** BEGIN Material to process **

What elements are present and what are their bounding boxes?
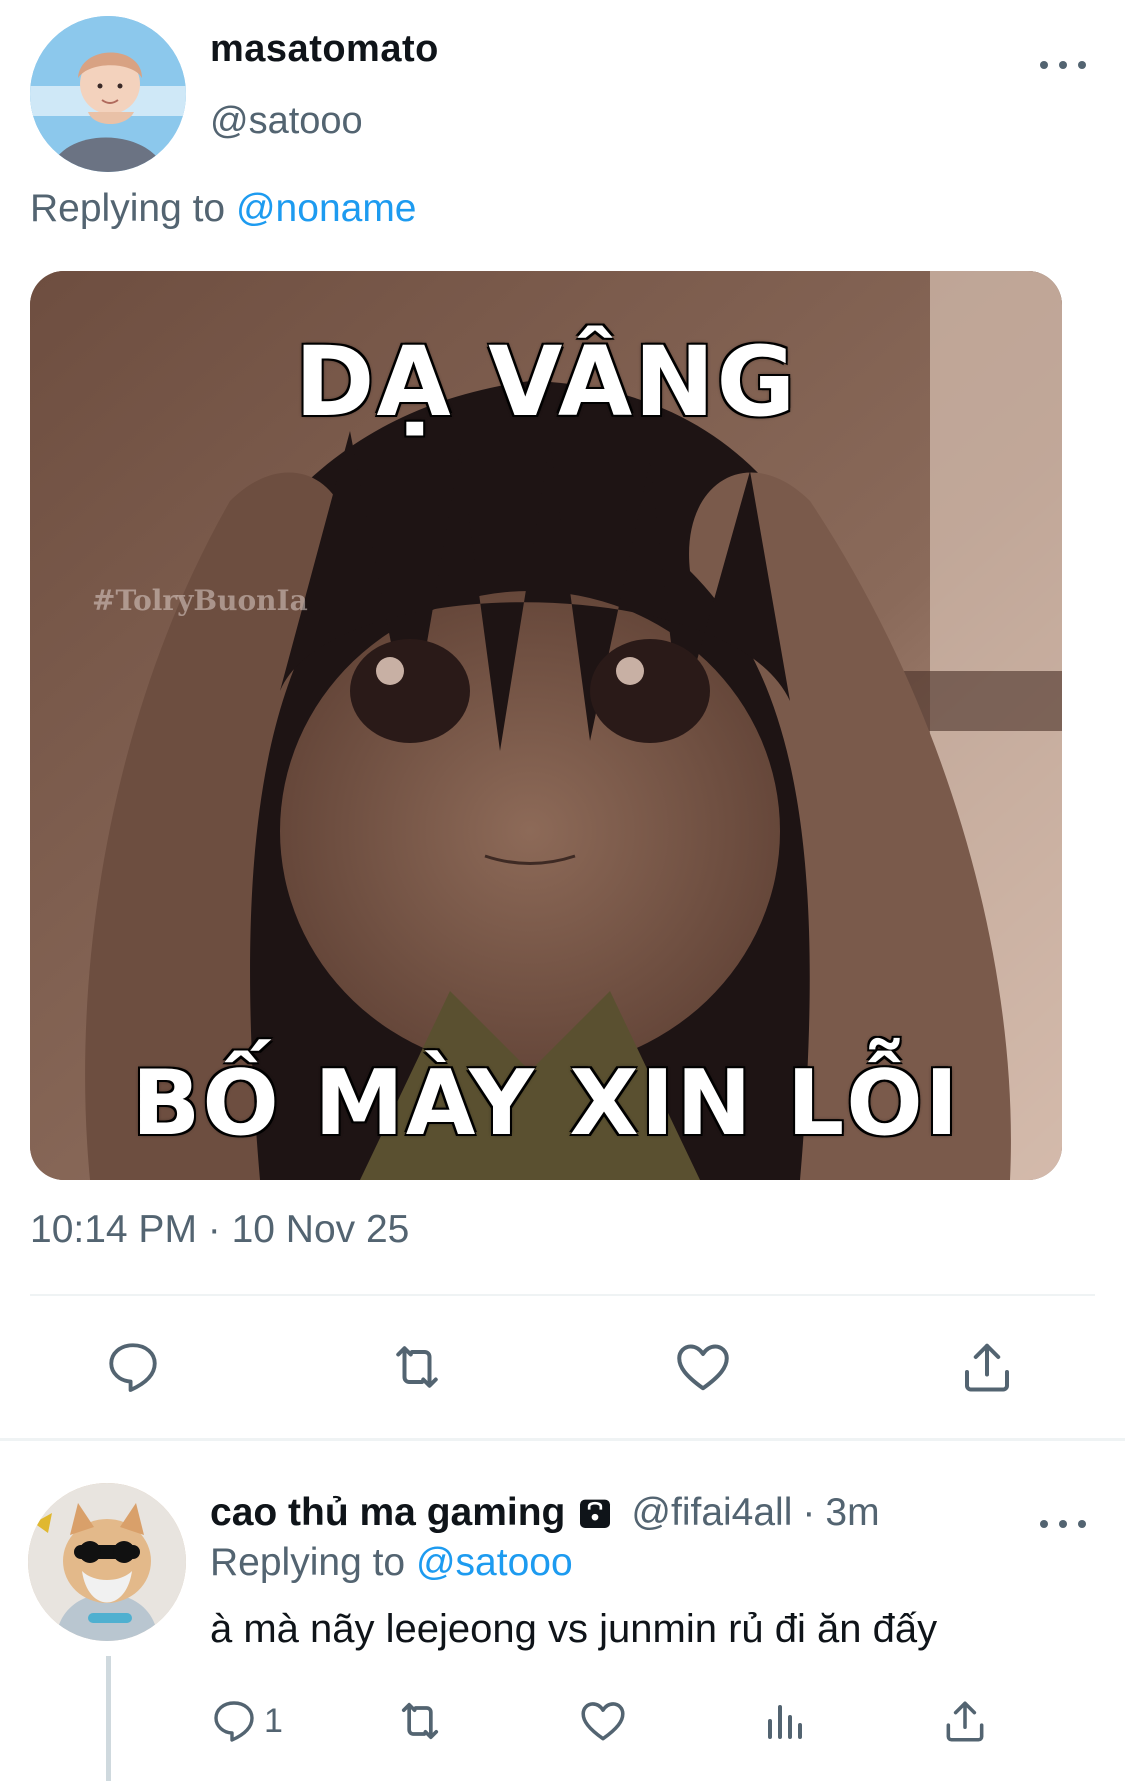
reply-retweet-button[interactable]: [394, 1691, 446, 1751]
author-avatar[interactable]: [30, 16, 186, 172]
reply-count: 1: [264, 1701, 283, 1740]
more-dot-icon: [1040, 61, 1048, 69]
like-button[interactable]: [666, 1330, 740, 1404]
share-icon: [946, 1701, 984, 1742]
reply-icon: [214, 1701, 254, 1742]
reply-more-options-button[interactable]: [1040, 1509, 1086, 1539]
replying-to-prefix: Replying to: [30, 187, 226, 230]
separator-dot: ·: [802, 1491, 816, 1534]
replying-to-mention[interactable]: @noname: [236, 187, 417, 230]
reply-text: à mà nãy leejeong vs junmin rủ đi ăn đấy: [210, 1607, 938, 1651]
like-icon: [677, 1344, 729, 1391]
more-dot-icon: [1040, 1520, 1048, 1528]
reply-author-display-name[interactable]: cao thủ ma gaming: [210, 1491, 565, 1535]
protected-lock-icon: [580, 1499, 611, 1528]
reply-replying-to-line: Replying to @satooo: [210, 1541, 573, 1585]
reply-action-bar: 1: [0, 1691, 1125, 1751]
retweet-icon: [401, 1702, 439, 1740]
replying-to-line: Replying to @noname: [30, 187, 417, 231]
share-button[interactable]: [950, 1330, 1024, 1404]
tweet-media-image[interactable]: #TolryBuonIa DẠ VÂNG BỐ MÀY XIN LỖI: [30, 271, 1062, 1180]
reply-reply-button[interactable]: 1: [210, 1691, 283, 1751]
more-dot-icon: [1078, 61, 1086, 69]
replying-to-prefix: Replying to: [210, 1541, 406, 1584]
reply-tweet[interactable]: cao thủ ma gaming @fifai4all · 3m Replyi…: [0, 1441, 1125, 1781]
reply-header: cao thủ ma gaming @fifai4all · 3m: [210, 1491, 880, 1535]
reply-button[interactable]: [96, 1330, 170, 1404]
divider: [30, 1294, 1095, 1296]
more-dot-icon: [1059, 61, 1067, 69]
retweet-button[interactable]: [380, 1330, 454, 1404]
reply-author-handle[interactable]: @fifai4all: [631, 1491, 792, 1535]
more-options-button[interactable]: [1040, 50, 1086, 80]
share-icon: [965, 1343, 1009, 1392]
more-dot-icon: [1059, 1520, 1067, 1528]
tweet-timestamp[interactable]: 10:14 PM · 10 Nov 25: [30, 1208, 409, 1252]
main-tweet: masatomato @satooo Replying to @noname #…: [0, 0, 1125, 1441]
meme-bottom-caption: BỐ MÀY XIN LỖI: [131, 1051, 961, 1156]
more-dot-icon: [1078, 1520, 1086, 1528]
reply-timestamp[interactable]: 3m: [825, 1491, 879, 1535]
replying-to-mention[interactable]: @satooo: [416, 1541, 573, 1584]
reply-like-button[interactable]: [578, 1691, 628, 1751]
like-icon: [581, 1702, 625, 1741]
reply-share-button[interactable]: [940, 1691, 990, 1751]
reply-analytics-button[interactable]: [762, 1691, 810, 1751]
retweet-icon: [396, 1346, 438, 1388]
analytics-icon: [768, 1705, 802, 1739]
tweet-action-bar: [0, 1330, 1125, 1404]
reply-icon: [109, 1343, 157, 1392]
meme-watermark: #TolryBuonIa: [92, 584, 308, 617]
meme-top-caption: DẠ VÂNG: [294, 326, 798, 438]
reply-author-avatar[interactable]: [28, 1483, 186, 1641]
author-handle[interactable]: @satooo: [210, 100, 363, 143]
author-display-name[interactable]: masatomato: [210, 28, 439, 71]
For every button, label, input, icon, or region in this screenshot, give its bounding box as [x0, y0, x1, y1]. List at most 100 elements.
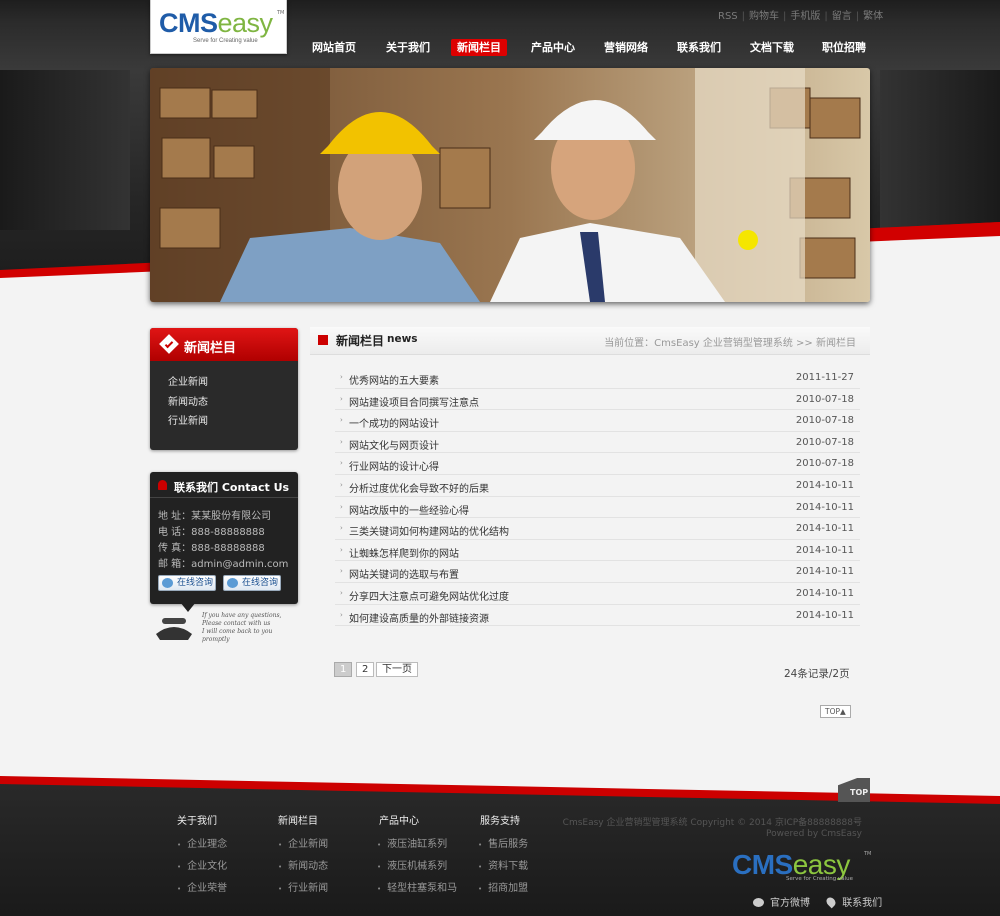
- footer-link[interactable]: 行业新闻: [278, 878, 328, 900]
- separator: |: [741, 11, 746, 22]
- article-date: 2014-10-11: [795, 609, 854, 621]
- article-title[interactable]: 分享四大注意点可避免网站优化过度: [349, 588, 509, 603]
- online-consult-button-2[interactable]: 在线咨询: [223, 575, 281, 591]
- footer-link[interactable]: 企业文化: [177, 856, 227, 878]
- nav-contact[interactable]: 联系我们: [671, 39, 727, 56]
- article-date: 2014-10-11: [795, 587, 854, 599]
- footer-col-support: 服务支持 售后服务 资料下载 招商加盟: [478, 812, 528, 900]
- footer-link[interactable]: 液压机械系列: [377, 856, 457, 878]
- online-consult-button[interactable]: 在线咨询: [158, 575, 216, 591]
- logo-cms-text: CMS: [159, 8, 218, 38]
- online-consult-label-2: 在线咨询: [242, 578, 279, 588]
- article-row[interactable]: › 网站文化与网页设计 2010-07-18: [335, 432, 860, 454]
- footer-link[interactable]: 招商加盟: [478, 878, 528, 900]
- arrow-icon: ›: [340, 394, 343, 403]
- article-date: 2014-10-11: [795, 544, 854, 556]
- nav-downloads[interactable]: 文档下载: [744, 39, 800, 56]
- article-title[interactable]: 优秀网站的五大要素: [349, 372, 439, 387]
- article-row[interactable]: › 网站改版中的一些经验心得 2014-10-11: [335, 497, 860, 519]
- article-row[interactable]: › 三类关键词如何构建网站的优化结构 2014-10-11: [335, 518, 860, 540]
- footer-link[interactable]: 售后服务: [478, 834, 528, 856]
- weibo-icon: [753, 898, 764, 907]
- location-icon: [824, 895, 838, 909]
- mobile-link[interactable]: 手机版: [790, 11, 820, 22]
- contact-fax: 传 真：888-88888888: [158, 543, 265, 554]
- article-row[interactable]: › 如何建设高质量的外部链接资源 2014-10-11: [335, 605, 860, 627]
- copyright-line-1: CmsEasy 企业营销型管理系统 Copyright © 2014 京ICP备…: [562, 818, 862, 828]
- footer-contact-link[interactable]: 联系我们: [824, 894, 882, 909]
- article-row[interactable]: › 优秀网站的五大要素 2011-11-27: [335, 367, 860, 389]
- article-row[interactable]: › 分享四大注意点可避免网站优化过度 2014-10-11: [335, 583, 860, 605]
- article-row[interactable]: › 网站建设项目合同撰写注意点 2010-07-18: [335, 389, 860, 411]
- footer-col-head[interactable]: 服务支持: [478, 812, 528, 827]
- nav-jobs[interactable]: 职位招聘: [816, 39, 872, 56]
- article-title[interactable]: 如何建设高质量的外部链接资源: [349, 610, 489, 625]
- nav-products[interactable]: 产品中心: [525, 39, 581, 56]
- arrow-icon: ›: [340, 545, 343, 554]
- footer-link[interactable]: 液压油缸系列: [377, 834, 457, 856]
- rss-link[interactable]: RSS: [718, 11, 738, 22]
- article-row[interactable]: › 一个成功的网站设计 2010-07-18: [335, 410, 860, 432]
- logo-tm: TM: [277, 10, 285, 16]
- sidebar-item-company-news[interactable]: 企业新闻: [168, 373, 298, 393]
- contact-box: 联系我们 Contact Us 地 址：某某股份有限公司 电 话：888-888…: [150, 472, 298, 604]
- footer-top-label: TOP: [850, 788, 869, 797]
- page-subtitle: news: [387, 333, 418, 345]
- footer-link[interactable]: 资料下载: [478, 856, 528, 878]
- nav-home[interactable]: 网站首页: [306, 39, 362, 56]
- article-title[interactable]: 一个成功的网站设计: [349, 415, 439, 430]
- footer-col-head[interactable]: 关于我们: [177, 812, 227, 827]
- article-title[interactable]: 网站建设项目合同撰写注意点: [349, 394, 479, 409]
- footer-logo-cms: CMS: [732, 849, 793, 880]
- footer-col-products: 产品中心 液压油缸系列 液压机械系列 轻型柱塞泵和马: [377, 812, 457, 900]
- article-date: 2010-07-18: [795, 415, 854, 427]
- next-page-button[interactable]: 下一页: [376, 662, 418, 677]
- article-row[interactable]: › 让蜘蛛怎样爬到你的网站 2014-10-11: [335, 540, 860, 562]
- weibo-link[interactable]: 官方微博: [753, 894, 810, 909]
- article-title[interactable]: 网站文化与网页设计: [349, 437, 439, 452]
- article-title[interactable]: 分析过度优化会导致不好的后果: [349, 480, 489, 495]
- nav-network[interactable]: 营销网络: [598, 39, 654, 56]
- weibo-label: 官方微博: [770, 898, 810, 909]
- article-title[interactable]: 网站改版中的一些经验心得: [349, 502, 469, 517]
- footer-logo-tm: TM: [864, 851, 872, 857]
- deco-line-2: Please contact with us: [202, 620, 271, 627]
- breadcrumb[interactable]: 当前位置：CmsEasy 企业营销型管理系统 >> 新闻栏目: [604, 334, 856, 349]
- article-row[interactable]: › 分析过度优化会导致不好的后果 2014-10-11: [335, 475, 860, 497]
- footer-col-head[interactable]: 新闻栏目: [278, 812, 328, 827]
- chat-icon: [162, 578, 173, 588]
- article-title[interactable]: 行业网站的设计心得: [349, 458, 439, 473]
- deco-line-1: If you have any questions,: [202, 612, 282, 619]
- record-count: 24条记录/2页: [784, 668, 850, 680]
- section-marker: [318, 335, 328, 345]
- top-utility-links: RSS | 购物车 | 手机版 | 留言 | 繁体: [718, 7, 883, 22]
- nav-news[interactable]: 新闻栏目: [451, 39, 507, 56]
- article-date: 2014-10-11: [795, 501, 854, 513]
- footer-link[interactable]: 轻型柱塞泵和马: [377, 878, 457, 900]
- logo-easy-text: easy: [217, 8, 274, 38]
- article-title[interactable]: 网站关键词的选取与布置: [349, 566, 459, 581]
- sidebar-item-news-updates[interactable]: 新闻动态: [168, 393, 298, 413]
- article-title[interactable]: 让蜘蛛怎样爬到你的网站: [349, 545, 459, 560]
- footer-link[interactable]: 企业新闻: [278, 834, 328, 856]
- footer-col-head[interactable]: 产品中心: [377, 812, 457, 827]
- article-row[interactable]: › 行业网站的设计心得 2010-07-18: [335, 453, 860, 475]
- nav-about[interactable]: 关于我们: [380, 39, 436, 56]
- traditional-chinese-link[interactable]: 繁体: [863, 11, 883, 22]
- arrow-icon: ›: [340, 610, 343, 619]
- footer-logo-tagline: Serve for Creating value: [786, 876, 854, 882]
- article-date: 2014-10-11: [795, 479, 854, 491]
- guestbook-link[interactable]: 留言: [832, 11, 852, 22]
- footer-link[interactable]: 新闻动态: [278, 856, 328, 878]
- sidebar-item-industry-news[interactable]: 行业新闻: [168, 412, 298, 432]
- article-title[interactable]: 三类关键词如何构建网站的优化结构: [349, 523, 509, 538]
- page-2-button[interactable]: 2: [356, 662, 375, 677]
- cart-link[interactable]: 购物车: [749, 11, 779, 22]
- footer-link[interactable]: 企业荣誉: [177, 878, 227, 900]
- back-to-top-button[interactable]: TOP▲: [820, 705, 851, 718]
- page-1-button[interactable]: 1: [334, 662, 353, 677]
- footer-link[interactable]: 企业理念: [177, 834, 227, 856]
- article-row[interactable]: › 网站关键词的选取与布置 2014-10-11: [335, 561, 860, 583]
- footer-col-news: 新闻栏目 企业新闻 新闻动态 行业新闻: [278, 812, 328, 900]
- site-logo[interactable]: CMSeasy Serve for Creating value TM: [150, 0, 287, 54]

** END Material to process **

▶ **Work required**
Copy out everything from the line containing "- footer-link[interactable]: 行业新闻: [278, 878, 328, 900]" down to the line containing "575, 281, 591]", keeping each line unchanged.

▶ **Solution for this exercise**
- footer-link[interactable]: 行业新闻: [278, 878, 328, 900]
- separator: |: [741, 11, 746, 22]
- article-date: 2014-10-11: [795, 609, 854, 621]
- article-title[interactable]: 分享四大注意点可避免网站优化过度: [349, 588, 509, 603]
- online-consult-button-2[interactable]: 在线咨询: [223, 575, 281, 591]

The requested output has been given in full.